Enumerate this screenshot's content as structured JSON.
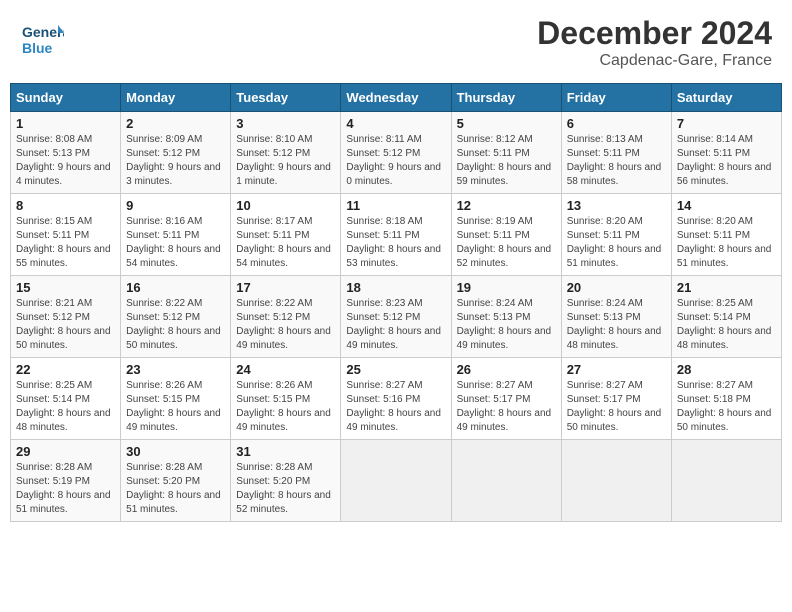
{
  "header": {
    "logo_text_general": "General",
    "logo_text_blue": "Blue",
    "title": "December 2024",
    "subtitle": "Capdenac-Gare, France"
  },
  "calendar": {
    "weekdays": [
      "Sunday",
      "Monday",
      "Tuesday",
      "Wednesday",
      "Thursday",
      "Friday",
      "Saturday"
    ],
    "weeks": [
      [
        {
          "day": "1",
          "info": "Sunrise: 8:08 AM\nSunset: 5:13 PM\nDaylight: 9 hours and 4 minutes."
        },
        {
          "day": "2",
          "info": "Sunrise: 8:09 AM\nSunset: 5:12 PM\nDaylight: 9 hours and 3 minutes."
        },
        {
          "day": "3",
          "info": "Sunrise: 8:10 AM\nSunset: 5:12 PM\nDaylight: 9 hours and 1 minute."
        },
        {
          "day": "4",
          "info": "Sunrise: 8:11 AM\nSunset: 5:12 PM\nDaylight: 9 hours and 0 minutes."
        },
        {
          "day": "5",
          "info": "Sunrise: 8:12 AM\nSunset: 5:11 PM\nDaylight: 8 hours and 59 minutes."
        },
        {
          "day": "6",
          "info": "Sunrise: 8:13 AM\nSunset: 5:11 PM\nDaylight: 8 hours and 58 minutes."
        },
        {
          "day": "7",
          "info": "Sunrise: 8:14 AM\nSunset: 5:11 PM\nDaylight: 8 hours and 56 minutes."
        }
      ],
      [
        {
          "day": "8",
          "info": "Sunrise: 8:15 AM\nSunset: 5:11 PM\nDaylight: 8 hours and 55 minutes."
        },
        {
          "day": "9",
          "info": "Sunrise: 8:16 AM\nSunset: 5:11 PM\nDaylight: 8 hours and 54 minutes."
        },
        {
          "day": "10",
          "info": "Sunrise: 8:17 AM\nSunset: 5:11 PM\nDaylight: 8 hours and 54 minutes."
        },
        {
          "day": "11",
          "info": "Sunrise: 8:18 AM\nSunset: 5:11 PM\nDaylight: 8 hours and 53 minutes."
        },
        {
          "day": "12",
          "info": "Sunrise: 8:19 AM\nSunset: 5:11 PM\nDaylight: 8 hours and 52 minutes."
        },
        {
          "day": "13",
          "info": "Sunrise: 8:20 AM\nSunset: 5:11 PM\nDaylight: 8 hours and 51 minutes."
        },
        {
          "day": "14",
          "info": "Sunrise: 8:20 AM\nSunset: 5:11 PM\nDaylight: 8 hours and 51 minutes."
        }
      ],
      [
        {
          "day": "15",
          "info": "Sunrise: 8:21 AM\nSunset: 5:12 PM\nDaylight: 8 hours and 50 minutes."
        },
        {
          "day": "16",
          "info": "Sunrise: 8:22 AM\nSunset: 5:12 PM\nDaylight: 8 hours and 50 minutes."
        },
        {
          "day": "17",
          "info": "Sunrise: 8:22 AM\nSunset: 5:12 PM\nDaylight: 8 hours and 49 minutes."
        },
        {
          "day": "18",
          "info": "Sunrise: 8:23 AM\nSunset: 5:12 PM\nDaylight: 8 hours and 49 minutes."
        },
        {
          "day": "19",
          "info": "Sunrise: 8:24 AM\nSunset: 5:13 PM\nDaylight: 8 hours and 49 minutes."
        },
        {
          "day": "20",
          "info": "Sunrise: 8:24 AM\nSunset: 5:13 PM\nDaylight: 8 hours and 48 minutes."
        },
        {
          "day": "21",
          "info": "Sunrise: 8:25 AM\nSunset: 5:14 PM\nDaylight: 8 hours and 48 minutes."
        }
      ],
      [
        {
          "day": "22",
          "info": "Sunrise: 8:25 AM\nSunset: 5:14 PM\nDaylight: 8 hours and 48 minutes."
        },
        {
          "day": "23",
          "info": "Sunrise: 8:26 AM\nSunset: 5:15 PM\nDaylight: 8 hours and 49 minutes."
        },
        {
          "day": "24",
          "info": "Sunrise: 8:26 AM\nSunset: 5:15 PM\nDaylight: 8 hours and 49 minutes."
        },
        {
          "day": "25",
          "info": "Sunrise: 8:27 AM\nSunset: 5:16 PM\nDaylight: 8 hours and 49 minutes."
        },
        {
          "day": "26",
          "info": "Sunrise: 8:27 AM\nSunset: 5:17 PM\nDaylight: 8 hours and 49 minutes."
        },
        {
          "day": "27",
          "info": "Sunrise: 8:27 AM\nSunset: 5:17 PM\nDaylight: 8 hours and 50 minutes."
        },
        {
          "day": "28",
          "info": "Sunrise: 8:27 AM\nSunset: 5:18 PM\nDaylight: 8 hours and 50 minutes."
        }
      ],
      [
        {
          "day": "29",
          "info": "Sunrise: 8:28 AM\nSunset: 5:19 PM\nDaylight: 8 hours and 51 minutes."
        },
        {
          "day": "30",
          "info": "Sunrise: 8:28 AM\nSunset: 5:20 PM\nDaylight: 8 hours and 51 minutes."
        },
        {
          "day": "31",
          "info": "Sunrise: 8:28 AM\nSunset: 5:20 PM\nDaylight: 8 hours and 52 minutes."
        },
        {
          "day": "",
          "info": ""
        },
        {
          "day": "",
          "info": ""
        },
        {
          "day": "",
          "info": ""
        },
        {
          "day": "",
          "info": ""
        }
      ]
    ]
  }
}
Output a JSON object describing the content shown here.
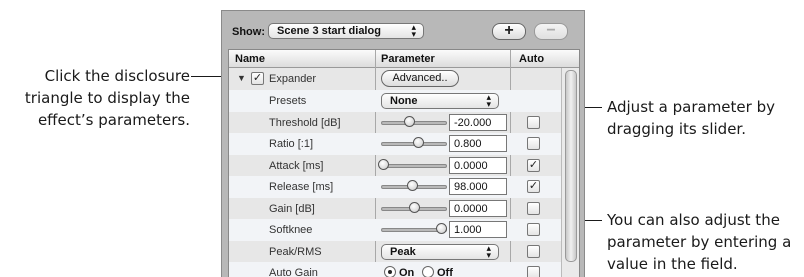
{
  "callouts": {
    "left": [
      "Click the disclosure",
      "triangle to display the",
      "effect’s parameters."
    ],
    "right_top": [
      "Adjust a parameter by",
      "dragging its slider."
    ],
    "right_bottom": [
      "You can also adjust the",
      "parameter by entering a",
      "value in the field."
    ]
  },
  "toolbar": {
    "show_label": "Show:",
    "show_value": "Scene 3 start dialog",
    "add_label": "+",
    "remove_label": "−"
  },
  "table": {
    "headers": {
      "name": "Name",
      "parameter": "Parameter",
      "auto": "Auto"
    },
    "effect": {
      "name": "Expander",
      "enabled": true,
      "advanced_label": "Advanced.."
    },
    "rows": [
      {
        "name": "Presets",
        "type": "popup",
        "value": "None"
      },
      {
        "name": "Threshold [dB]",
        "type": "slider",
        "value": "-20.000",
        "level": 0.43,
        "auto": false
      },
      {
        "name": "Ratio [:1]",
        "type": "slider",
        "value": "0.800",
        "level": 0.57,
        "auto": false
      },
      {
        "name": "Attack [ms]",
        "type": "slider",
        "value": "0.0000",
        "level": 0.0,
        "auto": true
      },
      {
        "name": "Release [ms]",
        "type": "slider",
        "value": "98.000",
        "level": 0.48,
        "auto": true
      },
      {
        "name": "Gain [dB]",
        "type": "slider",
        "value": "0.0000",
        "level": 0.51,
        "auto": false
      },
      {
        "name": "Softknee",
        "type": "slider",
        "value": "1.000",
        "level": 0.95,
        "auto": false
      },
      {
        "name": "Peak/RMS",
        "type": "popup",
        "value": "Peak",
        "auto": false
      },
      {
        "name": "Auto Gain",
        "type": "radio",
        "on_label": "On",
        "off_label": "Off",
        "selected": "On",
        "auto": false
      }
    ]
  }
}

###

What is the number of lines in the records that contain "level"? Give that number only.

6